## [Exercise requirements]
Please repeat all of the listing exactly.

## [Input rows]
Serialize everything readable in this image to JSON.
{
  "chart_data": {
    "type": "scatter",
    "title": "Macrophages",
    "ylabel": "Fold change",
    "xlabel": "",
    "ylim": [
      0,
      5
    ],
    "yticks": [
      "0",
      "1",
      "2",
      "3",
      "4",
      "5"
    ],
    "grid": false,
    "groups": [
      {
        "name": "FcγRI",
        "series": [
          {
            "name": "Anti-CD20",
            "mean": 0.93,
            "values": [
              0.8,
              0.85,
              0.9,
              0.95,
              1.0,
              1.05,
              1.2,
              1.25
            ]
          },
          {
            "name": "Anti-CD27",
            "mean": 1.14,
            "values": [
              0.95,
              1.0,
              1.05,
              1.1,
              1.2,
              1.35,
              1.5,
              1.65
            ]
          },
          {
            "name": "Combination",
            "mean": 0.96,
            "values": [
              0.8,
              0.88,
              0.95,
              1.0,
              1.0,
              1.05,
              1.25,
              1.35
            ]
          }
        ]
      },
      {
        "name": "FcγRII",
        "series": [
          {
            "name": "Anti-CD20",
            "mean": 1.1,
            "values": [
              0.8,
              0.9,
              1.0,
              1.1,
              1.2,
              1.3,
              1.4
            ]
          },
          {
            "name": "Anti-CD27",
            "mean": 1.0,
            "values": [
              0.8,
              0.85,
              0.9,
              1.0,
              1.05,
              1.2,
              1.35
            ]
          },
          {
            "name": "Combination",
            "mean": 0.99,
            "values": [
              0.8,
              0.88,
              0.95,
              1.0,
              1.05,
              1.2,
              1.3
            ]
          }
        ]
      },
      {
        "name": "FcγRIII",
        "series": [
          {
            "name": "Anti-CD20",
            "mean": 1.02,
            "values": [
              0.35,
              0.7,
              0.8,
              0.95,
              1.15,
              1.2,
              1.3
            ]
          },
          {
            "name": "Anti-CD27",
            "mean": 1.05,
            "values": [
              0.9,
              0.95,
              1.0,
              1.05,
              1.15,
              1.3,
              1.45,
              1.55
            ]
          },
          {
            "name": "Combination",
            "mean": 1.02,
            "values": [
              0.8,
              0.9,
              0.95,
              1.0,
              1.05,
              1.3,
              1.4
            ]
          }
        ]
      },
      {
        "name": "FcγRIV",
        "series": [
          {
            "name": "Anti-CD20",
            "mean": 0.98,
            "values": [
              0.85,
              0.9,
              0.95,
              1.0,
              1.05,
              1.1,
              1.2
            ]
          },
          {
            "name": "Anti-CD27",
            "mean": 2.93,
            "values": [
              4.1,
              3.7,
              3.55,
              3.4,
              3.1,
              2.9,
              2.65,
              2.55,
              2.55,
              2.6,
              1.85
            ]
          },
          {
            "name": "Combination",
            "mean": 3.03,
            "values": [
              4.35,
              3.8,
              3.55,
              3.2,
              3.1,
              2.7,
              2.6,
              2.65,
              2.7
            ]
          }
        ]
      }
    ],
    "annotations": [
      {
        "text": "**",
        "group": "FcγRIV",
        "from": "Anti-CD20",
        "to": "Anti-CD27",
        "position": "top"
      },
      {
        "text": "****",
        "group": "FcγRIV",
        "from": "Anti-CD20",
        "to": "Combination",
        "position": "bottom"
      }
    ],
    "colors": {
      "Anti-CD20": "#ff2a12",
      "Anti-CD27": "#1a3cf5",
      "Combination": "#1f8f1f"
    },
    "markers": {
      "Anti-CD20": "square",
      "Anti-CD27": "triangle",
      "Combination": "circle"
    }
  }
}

## [Response for this exercise]
Serialize everything readable in this image to JSON.
{
  "chart_data": {
    "type": "scatter",
    "title": "Macrophages",
    "ylabel": "Fold change",
    "xlabel": "",
    "ylim": [
      0,
      5
    ],
    "yticks": [
      "0",
      "1",
      "2",
      "3",
      "4",
      "5"
    ],
    "grid": false,
    "groups": [
      {
        "name": "FcγRI",
        "series": [
          {
            "name": "Anti-CD20",
            "mean": 0.93,
            "values": [
              0.8,
              0.85,
              0.9,
              0.95,
              1.0,
              1.05,
              1.2,
              1.25
            ]
          },
          {
            "name": "Anti-CD27",
            "mean": 1.14,
            "values": [
              0.95,
              1.0,
              1.05,
              1.1,
              1.2,
              1.35,
              1.5,
              1.65
            ]
          },
          {
            "name": "Combination",
            "mean": 0.96,
            "values": [
              0.8,
              0.88,
              0.95,
              1.0,
              1.0,
              1.05,
              1.25,
              1.35
            ]
          }
        ]
      },
      {
        "name": "FcγRII",
        "series": [
          {
            "name": "Anti-CD20",
            "mean": 1.1,
            "values": [
              0.8,
              0.9,
              1.0,
              1.1,
              1.2,
              1.3,
              1.4
            ]
          },
          {
            "name": "Anti-CD27",
            "mean": 1.0,
            "values": [
              0.8,
              0.85,
              0.9,
              1.0,
              1.05,
              1.2,
              1.35
            ]
          },
          {
            "name": "Combination",
            "mean": 0.99,
            "values": [
              0.8,
              0.88,
              0.95,
              1.0,
              1.05,
              1.2,
              1.3
            ]
          }
        ]
      },
      {
        "name": "FcγRIII",
        "series": [
          {
            "name": "Anti-CD20",
            "mean": 1.02,
            "values": [
              0.35,
              0.7,
              0.8,
              0.95,
              1.15,
              1.2,
              1.3
            ]
          },
          {
            "name": "Anti-CD27",
            "mean": 1.05,
            "values": [
              0.9,
              0.95,
              1.0,
              1.05,
              1.15,
              1.3,
              1.45,
              1.55
            ]
          },
          {
            "name": "Combination",
            "mean": 1.02,
            "values": [
              0.8,
              0.9,
              0.95,
              1.0,
              1.05,
              1.3,
              1.4
            ]
          }
        ]
      },
      {
        "name": "FcγRIV",
        "series": [
          {
            "name": "Anti-CD20",
            "mean": 0.98,
            "values": [
              0.85,
              0.9,
              0.95,
              1.0,
              1.05,
              1.1,
              1.2
            ]
          },
          {
            "name": "Anti-CD27",
            "mean": 2.93,
            "values": [
              4.1,
              3.7,
              3.55,
              3.4,
              3.1,
              2.9,
              2.65,
              2.55,
              2.55,
              2.6,
              1.85
            ]
          },
          {
            "name": "Combination",
            "mean": 3.03,
            "values": [
              4.35,
              3.8,
              3.55,
              3.2,
              3.1,
              2.7,
              2.6,
              2.65,
              2.7
            ]
          }
        ]
      }
    ],
    "annotations": [
      {
        "text": "**",
        "group": "FcγRIV",
        "from": "Anti-CD20",
        "to": "Anti-CD27",
        "position": "top"
      },
      {
        "text": "****",
        "group": "FcγRIV",
        "from": "Anti-CD20",
        "to": "Combination",
        "position": "bottom"
      }
    ],
    "colors": {
      "Anti-CD20": "#ff2a12",
      "Anti-CD27": "#1a3cf5",
      "Combination": "#1f8f1f"
    },
    "markers": {
      "Anti-CD20": "square",
      "Anti-CD27": "triangle",
      "Combination": "circle"
    }
  }
}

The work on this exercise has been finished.